→ PROBLEM DETAILS
Each line that holds the word "this" is to be identified and copied.

-- start of STORED RECORDS --

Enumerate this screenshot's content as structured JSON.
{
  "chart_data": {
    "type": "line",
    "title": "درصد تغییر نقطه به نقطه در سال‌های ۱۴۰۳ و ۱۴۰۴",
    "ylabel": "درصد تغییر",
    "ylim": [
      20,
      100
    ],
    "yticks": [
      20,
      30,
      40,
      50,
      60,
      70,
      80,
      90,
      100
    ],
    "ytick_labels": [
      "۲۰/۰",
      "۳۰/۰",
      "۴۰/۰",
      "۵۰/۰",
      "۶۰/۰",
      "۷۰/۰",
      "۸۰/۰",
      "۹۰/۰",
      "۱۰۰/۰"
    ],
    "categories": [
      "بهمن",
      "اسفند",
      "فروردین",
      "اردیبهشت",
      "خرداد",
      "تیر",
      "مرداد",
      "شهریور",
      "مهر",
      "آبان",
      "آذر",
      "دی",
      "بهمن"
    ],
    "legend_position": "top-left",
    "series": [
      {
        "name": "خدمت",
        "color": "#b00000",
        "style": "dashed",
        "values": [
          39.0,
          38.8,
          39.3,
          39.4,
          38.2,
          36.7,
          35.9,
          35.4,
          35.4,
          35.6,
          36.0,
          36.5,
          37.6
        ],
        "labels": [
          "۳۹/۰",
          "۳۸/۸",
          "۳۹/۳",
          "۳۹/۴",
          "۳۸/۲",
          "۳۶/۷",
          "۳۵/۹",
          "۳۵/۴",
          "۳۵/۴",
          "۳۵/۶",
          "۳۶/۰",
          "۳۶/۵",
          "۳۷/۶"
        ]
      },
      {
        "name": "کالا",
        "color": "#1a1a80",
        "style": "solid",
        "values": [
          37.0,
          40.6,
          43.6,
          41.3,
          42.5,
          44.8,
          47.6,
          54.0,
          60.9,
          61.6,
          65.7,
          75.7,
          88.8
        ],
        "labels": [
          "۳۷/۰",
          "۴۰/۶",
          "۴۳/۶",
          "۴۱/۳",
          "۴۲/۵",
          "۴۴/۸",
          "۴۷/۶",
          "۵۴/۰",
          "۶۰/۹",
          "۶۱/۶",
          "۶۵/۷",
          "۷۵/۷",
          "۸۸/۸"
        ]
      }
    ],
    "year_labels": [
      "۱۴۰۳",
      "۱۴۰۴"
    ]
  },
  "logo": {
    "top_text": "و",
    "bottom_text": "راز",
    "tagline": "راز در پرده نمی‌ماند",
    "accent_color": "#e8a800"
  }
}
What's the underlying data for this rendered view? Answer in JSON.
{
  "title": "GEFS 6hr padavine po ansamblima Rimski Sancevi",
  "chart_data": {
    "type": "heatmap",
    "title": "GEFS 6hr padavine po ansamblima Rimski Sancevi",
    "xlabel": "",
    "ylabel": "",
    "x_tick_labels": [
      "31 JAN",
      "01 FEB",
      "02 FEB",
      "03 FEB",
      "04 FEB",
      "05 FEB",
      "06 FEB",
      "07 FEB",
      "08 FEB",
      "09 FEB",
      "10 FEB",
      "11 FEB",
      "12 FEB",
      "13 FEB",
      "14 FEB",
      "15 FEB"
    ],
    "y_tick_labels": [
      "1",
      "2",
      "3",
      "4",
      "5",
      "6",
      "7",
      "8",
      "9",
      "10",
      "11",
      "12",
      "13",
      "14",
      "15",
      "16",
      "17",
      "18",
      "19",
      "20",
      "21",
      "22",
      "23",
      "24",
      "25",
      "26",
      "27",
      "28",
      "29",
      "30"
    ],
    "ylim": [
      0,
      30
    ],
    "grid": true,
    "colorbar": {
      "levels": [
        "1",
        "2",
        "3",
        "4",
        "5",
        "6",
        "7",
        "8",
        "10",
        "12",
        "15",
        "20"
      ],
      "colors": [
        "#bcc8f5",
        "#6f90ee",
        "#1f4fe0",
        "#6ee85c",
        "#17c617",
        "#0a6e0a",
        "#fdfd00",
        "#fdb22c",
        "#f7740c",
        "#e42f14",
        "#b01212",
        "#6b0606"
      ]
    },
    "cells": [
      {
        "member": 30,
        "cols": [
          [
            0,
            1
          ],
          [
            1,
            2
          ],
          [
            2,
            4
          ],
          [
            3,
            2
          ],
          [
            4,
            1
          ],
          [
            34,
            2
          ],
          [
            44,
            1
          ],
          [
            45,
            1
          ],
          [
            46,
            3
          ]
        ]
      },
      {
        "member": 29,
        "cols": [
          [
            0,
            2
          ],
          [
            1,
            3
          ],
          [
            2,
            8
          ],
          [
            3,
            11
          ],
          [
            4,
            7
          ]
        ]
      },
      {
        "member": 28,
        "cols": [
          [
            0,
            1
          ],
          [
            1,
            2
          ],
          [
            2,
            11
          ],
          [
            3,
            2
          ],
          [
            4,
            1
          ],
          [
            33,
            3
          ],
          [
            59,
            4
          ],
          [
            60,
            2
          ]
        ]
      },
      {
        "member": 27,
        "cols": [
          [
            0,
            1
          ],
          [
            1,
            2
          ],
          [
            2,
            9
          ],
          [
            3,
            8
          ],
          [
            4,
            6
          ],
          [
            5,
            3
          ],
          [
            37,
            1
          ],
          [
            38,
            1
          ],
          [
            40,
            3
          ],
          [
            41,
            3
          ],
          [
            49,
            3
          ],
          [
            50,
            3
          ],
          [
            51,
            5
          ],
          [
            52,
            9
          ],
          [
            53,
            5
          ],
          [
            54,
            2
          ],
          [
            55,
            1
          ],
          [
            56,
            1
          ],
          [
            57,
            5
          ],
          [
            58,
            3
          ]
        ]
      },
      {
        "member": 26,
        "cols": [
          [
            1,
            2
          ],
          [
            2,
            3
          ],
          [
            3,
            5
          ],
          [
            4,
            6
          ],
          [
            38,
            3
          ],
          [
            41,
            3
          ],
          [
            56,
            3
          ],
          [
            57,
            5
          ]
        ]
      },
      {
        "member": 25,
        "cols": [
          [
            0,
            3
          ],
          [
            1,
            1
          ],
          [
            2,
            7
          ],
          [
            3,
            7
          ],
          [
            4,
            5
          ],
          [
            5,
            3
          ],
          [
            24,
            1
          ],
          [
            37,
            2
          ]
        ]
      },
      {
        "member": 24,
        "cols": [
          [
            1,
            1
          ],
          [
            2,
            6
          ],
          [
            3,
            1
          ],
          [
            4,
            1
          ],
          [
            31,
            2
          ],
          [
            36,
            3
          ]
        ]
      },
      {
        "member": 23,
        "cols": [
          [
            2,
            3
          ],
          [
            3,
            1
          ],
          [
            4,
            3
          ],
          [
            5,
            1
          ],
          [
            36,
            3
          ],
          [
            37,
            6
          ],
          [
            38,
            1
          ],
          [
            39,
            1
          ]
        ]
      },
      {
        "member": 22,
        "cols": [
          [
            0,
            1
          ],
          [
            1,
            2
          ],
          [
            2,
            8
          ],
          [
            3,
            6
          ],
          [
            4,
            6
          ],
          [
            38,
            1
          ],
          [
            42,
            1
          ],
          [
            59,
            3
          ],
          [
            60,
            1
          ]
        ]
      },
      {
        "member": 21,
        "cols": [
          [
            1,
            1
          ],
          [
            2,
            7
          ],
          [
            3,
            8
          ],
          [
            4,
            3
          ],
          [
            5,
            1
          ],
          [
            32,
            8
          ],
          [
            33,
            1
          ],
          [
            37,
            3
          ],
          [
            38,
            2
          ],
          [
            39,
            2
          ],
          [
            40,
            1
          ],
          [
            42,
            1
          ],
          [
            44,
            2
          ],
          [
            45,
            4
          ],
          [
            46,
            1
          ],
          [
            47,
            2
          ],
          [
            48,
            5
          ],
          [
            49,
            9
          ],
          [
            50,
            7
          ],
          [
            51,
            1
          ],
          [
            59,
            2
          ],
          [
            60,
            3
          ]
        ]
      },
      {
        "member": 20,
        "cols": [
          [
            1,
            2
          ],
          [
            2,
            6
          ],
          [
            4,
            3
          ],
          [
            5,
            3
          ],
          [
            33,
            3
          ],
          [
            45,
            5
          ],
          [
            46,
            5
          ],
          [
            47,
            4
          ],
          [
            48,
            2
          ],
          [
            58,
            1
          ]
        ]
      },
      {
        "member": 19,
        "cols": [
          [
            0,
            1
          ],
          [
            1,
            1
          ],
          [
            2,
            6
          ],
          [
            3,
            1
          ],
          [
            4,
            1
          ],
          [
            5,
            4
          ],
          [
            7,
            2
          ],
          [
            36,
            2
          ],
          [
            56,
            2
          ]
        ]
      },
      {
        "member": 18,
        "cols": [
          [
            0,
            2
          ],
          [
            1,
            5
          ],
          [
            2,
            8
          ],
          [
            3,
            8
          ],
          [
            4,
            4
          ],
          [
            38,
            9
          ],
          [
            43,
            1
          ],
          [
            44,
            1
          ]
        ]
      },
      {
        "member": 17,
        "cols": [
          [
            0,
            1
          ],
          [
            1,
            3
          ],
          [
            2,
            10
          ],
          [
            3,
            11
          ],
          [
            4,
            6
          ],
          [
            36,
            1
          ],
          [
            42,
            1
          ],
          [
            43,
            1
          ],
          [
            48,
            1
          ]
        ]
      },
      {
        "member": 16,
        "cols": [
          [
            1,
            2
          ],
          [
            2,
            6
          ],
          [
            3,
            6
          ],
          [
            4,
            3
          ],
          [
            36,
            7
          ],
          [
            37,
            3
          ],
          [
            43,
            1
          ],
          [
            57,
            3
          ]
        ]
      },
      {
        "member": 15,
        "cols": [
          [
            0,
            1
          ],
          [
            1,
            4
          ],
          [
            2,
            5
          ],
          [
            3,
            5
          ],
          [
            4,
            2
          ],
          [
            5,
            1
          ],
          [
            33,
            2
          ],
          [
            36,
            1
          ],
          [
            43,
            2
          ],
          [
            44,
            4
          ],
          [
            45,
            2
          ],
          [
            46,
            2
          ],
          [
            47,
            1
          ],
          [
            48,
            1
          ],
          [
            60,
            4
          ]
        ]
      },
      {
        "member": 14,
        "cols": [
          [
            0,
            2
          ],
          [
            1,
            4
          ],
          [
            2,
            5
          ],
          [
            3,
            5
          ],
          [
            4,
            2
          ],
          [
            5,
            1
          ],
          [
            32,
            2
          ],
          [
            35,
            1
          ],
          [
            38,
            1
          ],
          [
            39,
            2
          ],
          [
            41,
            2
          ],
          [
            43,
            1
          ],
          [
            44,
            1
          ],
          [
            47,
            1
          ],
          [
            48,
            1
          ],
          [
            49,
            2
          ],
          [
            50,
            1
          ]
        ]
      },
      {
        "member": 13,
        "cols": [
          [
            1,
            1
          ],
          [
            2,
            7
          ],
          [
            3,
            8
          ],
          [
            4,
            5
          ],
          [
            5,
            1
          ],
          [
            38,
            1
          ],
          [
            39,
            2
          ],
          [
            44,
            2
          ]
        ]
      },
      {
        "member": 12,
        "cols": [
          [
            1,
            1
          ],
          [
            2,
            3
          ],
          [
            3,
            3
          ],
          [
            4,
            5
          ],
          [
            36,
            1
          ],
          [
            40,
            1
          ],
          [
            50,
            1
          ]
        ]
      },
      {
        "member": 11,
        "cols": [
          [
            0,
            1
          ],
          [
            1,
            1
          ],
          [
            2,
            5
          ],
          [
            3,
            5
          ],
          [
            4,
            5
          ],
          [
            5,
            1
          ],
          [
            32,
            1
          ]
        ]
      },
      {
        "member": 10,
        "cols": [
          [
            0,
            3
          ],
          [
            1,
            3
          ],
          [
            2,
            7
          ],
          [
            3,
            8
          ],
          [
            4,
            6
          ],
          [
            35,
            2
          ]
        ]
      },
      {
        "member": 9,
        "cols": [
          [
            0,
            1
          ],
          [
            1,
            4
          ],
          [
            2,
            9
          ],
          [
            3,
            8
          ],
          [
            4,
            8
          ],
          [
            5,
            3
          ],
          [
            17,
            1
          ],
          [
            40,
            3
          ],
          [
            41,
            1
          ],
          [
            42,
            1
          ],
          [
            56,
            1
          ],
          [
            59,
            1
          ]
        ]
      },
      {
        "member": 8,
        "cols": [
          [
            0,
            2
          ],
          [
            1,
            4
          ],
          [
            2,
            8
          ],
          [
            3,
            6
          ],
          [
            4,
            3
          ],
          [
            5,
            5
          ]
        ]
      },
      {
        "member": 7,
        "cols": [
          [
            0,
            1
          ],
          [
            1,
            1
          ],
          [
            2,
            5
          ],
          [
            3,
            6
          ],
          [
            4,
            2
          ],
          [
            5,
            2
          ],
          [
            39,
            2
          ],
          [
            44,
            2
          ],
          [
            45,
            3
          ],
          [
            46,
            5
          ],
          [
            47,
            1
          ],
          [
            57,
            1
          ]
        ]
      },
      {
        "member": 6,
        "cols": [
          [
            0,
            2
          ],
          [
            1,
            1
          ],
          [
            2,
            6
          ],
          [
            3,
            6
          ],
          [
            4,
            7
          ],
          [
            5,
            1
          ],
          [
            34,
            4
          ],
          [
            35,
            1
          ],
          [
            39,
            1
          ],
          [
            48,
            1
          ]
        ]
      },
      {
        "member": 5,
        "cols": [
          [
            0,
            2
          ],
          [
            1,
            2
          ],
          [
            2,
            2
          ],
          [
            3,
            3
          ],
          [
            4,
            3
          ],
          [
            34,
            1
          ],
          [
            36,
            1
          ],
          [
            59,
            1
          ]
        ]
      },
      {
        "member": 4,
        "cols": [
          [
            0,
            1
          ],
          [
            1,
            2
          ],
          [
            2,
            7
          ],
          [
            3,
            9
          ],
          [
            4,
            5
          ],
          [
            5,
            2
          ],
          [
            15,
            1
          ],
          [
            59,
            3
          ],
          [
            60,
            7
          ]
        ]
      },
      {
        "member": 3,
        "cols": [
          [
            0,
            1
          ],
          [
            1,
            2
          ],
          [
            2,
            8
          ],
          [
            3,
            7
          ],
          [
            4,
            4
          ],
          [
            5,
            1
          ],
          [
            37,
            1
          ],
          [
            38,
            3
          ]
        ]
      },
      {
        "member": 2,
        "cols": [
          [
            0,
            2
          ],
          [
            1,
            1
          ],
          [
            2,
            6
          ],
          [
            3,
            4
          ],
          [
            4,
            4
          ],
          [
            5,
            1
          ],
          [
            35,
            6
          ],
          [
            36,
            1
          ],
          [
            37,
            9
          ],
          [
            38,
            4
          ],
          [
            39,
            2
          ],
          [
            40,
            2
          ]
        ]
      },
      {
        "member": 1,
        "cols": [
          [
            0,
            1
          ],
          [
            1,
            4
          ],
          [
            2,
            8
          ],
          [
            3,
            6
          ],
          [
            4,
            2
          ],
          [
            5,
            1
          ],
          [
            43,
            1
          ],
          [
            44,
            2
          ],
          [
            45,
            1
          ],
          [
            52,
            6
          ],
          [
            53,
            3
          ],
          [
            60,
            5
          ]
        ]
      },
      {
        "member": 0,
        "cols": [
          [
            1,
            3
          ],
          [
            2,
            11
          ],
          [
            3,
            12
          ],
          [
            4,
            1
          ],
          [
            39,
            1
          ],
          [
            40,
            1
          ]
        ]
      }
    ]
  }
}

-- end of STORED RECORDS --

→ CORRECT RESULT
Enumerate this screenshot's content as structured JSON.
What's the underlying data for this rendered view? Answer in JSON.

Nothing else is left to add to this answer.